Short task:
Reproduce each line of the listing exactly.

— begin Records supplied —

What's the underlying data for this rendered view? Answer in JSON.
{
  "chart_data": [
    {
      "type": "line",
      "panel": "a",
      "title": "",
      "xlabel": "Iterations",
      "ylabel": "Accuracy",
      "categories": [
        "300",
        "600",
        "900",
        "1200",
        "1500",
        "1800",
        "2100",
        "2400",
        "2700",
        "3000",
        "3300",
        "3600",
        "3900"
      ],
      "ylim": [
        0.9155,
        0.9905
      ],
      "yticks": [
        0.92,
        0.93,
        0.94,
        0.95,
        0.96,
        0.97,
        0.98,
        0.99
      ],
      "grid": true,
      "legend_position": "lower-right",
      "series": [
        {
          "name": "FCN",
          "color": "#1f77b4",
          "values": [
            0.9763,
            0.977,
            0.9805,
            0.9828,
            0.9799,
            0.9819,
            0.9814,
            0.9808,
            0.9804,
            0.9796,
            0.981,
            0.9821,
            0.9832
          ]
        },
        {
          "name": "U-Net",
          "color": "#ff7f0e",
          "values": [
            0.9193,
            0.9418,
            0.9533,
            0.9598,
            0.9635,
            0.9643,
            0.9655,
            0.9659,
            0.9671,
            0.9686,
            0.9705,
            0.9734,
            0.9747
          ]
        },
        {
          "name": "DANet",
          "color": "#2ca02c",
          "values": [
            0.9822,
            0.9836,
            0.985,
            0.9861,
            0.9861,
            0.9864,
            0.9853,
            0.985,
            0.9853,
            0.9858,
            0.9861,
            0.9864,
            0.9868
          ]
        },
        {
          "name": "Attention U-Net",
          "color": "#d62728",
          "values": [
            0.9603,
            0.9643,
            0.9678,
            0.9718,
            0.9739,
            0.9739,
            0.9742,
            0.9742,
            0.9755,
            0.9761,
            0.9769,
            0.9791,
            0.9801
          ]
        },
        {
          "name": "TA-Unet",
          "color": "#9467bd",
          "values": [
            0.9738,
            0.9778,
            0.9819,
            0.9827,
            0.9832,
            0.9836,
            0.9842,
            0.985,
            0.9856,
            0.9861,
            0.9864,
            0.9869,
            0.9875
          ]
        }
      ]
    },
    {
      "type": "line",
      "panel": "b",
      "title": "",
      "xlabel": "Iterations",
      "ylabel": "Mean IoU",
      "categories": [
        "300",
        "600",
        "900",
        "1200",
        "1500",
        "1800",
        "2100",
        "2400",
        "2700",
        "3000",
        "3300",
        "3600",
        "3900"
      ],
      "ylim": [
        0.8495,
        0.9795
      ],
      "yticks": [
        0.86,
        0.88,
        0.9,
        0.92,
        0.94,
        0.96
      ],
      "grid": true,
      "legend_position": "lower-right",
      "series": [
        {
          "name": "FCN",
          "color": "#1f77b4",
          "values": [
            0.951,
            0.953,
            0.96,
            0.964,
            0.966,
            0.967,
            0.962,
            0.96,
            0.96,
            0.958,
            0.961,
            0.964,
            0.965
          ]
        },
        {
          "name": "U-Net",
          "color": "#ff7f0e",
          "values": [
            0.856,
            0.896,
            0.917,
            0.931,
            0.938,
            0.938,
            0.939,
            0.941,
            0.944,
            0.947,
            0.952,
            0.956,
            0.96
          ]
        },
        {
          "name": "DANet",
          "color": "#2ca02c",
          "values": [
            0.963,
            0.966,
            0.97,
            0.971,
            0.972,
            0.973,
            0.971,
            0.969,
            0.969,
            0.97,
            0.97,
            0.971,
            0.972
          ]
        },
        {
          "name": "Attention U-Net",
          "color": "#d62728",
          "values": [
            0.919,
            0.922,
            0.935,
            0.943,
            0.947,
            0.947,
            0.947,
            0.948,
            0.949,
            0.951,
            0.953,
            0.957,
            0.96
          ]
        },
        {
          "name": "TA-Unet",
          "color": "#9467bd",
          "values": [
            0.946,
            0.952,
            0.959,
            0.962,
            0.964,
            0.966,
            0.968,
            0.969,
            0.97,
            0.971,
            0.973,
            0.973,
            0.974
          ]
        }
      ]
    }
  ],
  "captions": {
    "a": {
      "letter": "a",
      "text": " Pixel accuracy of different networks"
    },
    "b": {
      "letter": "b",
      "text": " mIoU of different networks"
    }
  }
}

— end Records supplied —

Task response:
What's the underlying data for this rendered view? Answer in JSON.
{
  "chart_data": [
    {
      "type": "line",
      "panel": "a",
      "title": "",
      "xlabel": "Iterations",
      "ylabel": "Accuracy",
      "categories": [
        "300",
        "600",
        "900",
        "1200",
        "1500",
        "1800",
        "2100",
        "2400",
        "2700",
        "3000",
        "3300",
        "3600",
        "3900"
      ],
      "ylim": [
        0.9155,
        0.9905
      ],
      "yticks": [
        0.92,
        0.93,
        0.94,
        0.95,
        0.96,
        0.97,
        0.98,
        0.99
      ],
      "grid": true,
      "legend_position": "lower-right",
      "series": [
        {
          "name": "FCN",
          "color": "#1f77b4",
          "values": [
            0.9763,
            0.977,
            0.9805,
            0.9828,
            0.9799,
            0.9819,
            0.9814,
            0.9808,
            0.9804,
            0.9796,
            0.981,
            0.9821,
            0.9832
          ]
        },
        {
          "name": "U-Net",
          "color": "#ff7f0e",
          "values": [
            0.9193,
            0.9418,
            0.9533,
            0.9598,
            0.9635,
            0.9643,
            0.9655,
            0.9659,
            0.9671,
            0.9686,
            0.9705,
            0.9734,
            0.9747
          ]
        },
        {
          "name": "DANet",
          "color": "#2ca02c",
          "values": [
            0.9822,
            0.9836,
            0.985,
            0.9861,
            0.9861,
            0.9864,
            0.9853,
            0.985,
            0.9853,
            0.9858,
            0.9861,
            0.9864,
            0.9868
          ]
        },
        {
          "name": "Attention U-Net",
          "color": "#d62728",
          "values": [
            0.9603,
            0.9643,
            0.9678,
            0.9718,
            0.9739,
            0.9739,
            0.9742,
            0.9742,
            0.9755,
            0.9761,
            0.9769,
            0.9791,
            0.9801
          ]
        },
        {
          "name": "TA-Unet",
          "color": "#9467bd",
          "values": [
            0.9738,
            0.9778,
            0.9819,
            0.9827,
            0.9832,
            0.9836,
            0.9842,
            0.985,
            0.9856,
            0.9861,
            0.9864,
            0.9869,
            0.9875
          ]
        }
      ]
    },
    {
      "type": "line",
      "panel": "b",
      "title": "",
      "xlabel": "Iterations",
      "ylabel": "Mean IoU",
      "categories": [
        "300",
        "600",
        "900",
        "1200",
        "1500",
        "1800",
        "2100",
        "2400",
        "2700",
        "3000",
        "3300",
        "3600",
        "3900"
      ],
      "ylim": [
        0.8495,
        0.9795
      ],
      "yticks": [
        0.86,
        0.88,
        0.9,
        0.92,
        0.94,
        0.96
      ],
      "grid": true,
      "legend_position": "lower-right",
      "series": [
        {
          "name": "FCN",
          "color": "#1f77b4",
          "values": [
            0.951,
            0.953,
            0.96,
            0.964,
            0.966,
            0.967,
            0.962,
            0.96,
            0.96,
            0.958,
            0.961,
            0.964,
            0.965
          ]
        },
        {
          "name": "U-Net",
          "color": "#ff7f0e",
          "values": [
            0.856,
            0.896,
            0.917,
            0.931,
            0.938,
            0.938,
            0.939,
            0.941,
            0.944,
            0.947,
            0.952,
            0.956,
            0.96
          ]
        },
        {
          "name": "DANet",
          "color": "#2ca02c",
          "values": [
            0.963,
            0.966,
            0.97,
            0.971,
            0.972,
            0.973,
            0.971,
            0.969,
            0.969,
            0.97,
            0.97,
            0.971,
            0.972
          ]
        },
        {
          "name": "Attention U-Net",
          "color": "#d62728",
          "values": [
            0.919,
            0.922,
            0.935,
            0.943,
            0.947,
            0.947,
            0.947,
            0.948,
            0.949,
            0.951,
            0.953,
            0.957,
            0.96
          ]
        },
        {
          "name": "TA-Unet",
          "color": "#9467bd",
          "values": [
            0.946,
            0.952,
            0.959,
            0.962,
            0.964,
            0.966,
            0.968,
            0.969,
            0.97,
            0.971,
            0.973,
            0.973,
            0.974
          ]
        }
      ]
    }
  ],
  "captions": {
    "a": {
      "letter": "a",
      "text": " Pixel accuracy of different networks"
    },
    "b": {
      "letter": "b",
      "text": " mIoU of different networks"
    }
  }
}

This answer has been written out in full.